[BEGIN Provided material]

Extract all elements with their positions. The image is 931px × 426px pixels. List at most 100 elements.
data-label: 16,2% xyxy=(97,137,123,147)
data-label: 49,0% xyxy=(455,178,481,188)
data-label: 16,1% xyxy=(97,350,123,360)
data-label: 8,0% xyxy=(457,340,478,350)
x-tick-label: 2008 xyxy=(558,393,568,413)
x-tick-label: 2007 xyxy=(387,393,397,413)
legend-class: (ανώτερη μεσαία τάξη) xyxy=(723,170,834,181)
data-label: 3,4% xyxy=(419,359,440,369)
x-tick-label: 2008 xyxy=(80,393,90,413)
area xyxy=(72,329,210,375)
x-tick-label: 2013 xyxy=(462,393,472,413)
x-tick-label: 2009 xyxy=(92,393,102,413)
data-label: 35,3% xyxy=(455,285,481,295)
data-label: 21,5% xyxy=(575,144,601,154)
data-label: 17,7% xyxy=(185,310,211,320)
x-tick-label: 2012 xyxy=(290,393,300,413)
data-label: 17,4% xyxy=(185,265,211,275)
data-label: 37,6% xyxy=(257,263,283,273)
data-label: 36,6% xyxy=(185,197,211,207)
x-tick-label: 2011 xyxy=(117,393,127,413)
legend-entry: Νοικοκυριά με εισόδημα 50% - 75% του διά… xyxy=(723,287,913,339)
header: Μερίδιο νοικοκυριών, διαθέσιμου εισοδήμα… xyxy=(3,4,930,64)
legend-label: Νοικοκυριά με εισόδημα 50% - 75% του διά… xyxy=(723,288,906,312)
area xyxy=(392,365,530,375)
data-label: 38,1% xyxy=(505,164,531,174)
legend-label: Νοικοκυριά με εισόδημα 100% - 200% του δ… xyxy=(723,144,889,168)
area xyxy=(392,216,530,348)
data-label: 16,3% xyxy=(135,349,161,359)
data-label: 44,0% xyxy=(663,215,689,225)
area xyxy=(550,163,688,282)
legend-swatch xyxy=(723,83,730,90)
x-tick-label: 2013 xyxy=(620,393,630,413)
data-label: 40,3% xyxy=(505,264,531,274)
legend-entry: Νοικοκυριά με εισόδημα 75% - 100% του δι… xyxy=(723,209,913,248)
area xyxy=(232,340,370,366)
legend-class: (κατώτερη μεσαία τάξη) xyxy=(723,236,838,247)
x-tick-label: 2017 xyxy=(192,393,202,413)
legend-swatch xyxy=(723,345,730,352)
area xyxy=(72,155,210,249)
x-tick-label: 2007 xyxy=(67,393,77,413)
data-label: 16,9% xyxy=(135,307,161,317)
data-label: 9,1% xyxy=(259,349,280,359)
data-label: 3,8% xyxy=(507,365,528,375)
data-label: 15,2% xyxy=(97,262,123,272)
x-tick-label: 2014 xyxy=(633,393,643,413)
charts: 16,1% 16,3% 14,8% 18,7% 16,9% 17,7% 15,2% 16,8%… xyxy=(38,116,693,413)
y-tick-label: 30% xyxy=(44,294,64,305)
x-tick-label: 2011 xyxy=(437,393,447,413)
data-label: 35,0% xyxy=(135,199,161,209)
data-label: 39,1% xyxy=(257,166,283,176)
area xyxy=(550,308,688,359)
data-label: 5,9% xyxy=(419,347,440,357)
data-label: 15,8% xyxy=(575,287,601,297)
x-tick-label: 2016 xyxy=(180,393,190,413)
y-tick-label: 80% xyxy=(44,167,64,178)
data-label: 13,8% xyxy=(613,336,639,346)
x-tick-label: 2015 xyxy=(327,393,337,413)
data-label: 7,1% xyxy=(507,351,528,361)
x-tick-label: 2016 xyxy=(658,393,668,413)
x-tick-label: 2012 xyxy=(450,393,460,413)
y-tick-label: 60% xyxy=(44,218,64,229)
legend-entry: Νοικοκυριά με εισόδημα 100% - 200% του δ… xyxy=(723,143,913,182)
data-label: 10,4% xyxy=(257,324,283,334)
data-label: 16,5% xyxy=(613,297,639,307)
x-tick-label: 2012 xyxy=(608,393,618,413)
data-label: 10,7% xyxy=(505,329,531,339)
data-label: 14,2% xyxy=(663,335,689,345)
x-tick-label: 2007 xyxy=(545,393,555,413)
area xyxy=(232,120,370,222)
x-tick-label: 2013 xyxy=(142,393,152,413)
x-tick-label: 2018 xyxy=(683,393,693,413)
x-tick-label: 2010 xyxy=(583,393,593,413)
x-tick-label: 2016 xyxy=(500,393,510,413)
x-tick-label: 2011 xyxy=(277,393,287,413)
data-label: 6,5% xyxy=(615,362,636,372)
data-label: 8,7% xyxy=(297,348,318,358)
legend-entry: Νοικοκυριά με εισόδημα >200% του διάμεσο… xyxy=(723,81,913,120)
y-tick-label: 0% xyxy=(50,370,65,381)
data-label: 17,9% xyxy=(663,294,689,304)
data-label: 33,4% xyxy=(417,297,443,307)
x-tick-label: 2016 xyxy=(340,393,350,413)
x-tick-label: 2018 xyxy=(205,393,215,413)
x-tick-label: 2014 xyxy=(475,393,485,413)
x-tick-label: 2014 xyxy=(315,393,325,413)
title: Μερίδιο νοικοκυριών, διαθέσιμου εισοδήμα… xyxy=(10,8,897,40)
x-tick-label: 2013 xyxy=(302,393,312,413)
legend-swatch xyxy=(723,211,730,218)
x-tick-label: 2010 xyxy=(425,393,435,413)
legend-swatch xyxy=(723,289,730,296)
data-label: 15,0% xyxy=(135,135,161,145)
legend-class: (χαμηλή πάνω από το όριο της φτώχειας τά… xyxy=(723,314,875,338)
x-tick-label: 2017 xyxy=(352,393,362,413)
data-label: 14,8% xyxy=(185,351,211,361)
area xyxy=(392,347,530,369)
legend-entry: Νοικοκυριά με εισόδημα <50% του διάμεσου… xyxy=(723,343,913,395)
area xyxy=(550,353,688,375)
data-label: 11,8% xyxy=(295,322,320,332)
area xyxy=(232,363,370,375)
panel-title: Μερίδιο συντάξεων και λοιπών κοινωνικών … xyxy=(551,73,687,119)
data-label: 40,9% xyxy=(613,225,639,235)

[END Provided material]

- Written request: Rewrite the data from its first line through the line containing "data-label: 44,0% xyxy=(663,215,689,225)", inclusive, swapping each "data-label" for "value-label" and leaving everything else unchanged.

- Worked solution:
Extract all elements with their positions. The image is 931px × 426px pixels. List at most 100 elements.
value-label: 16,2% xyxy=(97,137,123,147)
value-label: 49,0% xyxy=(455,178,481,188)
value-label: 16,1% xyxy=(97,350,123,360)
value-label: 8,0% xyxy=(457,340,478,350)
x-tick-label: 2008 xyxy=(558,393,568,413)
x-tick-label: 2007 xyxy=(387,393,397,413)
legend-class: (ανώτερη μεσαία τάξη) xyxy=(723,170,834,181)
value-label: 3,4% xyxy=(419,359,440,369)
x-tick-label: 2008 xyxy=(80,393,90,413)
area xyxy=(72,329,210,375)
x-tick-label: 2013 xyxy=(462,393,472,413)
x-tick-label: 2009 xyxy=(92,393,102,413)
value-label: 35,3% xyxy=(455,285,481,295)
value-label: 21,5% xyxy=(575,144,601,154)
value-label: 17,7% xyxy=(185,310,211,320)
x-tick-label: 2012 xyxy=(290,393,300,413)
value-label: 17,4% xyxy=(185,265,211,275)
value-label: 37,6% xyxy=(257,263,283,273)
value-label: 36,6% xyxy=(185,197,211,207)
x-tick-label: 2011 xyxy=(117,393,127,413)
legend-entry: Νοικοκυριά με εισόδημα 50% - 75% του διά… xyxy=(723,287,913,339)
header: Μερίδιο νοικοκυριών, διαθέσιμου εισοδήμα… xyxy=(3,4,930,64)
legend-label: Νοικοκυριά με εισόδημα 50% - 75% του διά… xyxy=(723,288,906,312)
area xyxy=(392,365,530,375)
value-label: 38,1% xyxy=(505,164,531,174)
legend-label: Νοικοκυριά με εισόδημα 100% - 200% του δ… xyxy=(723,144,889,168)
area xyxy=(392,216,530,348)
value-label: 16,3% xyxy=(135,349,161,359)
value-label: 44,0% xyxy=(663,215,689,225)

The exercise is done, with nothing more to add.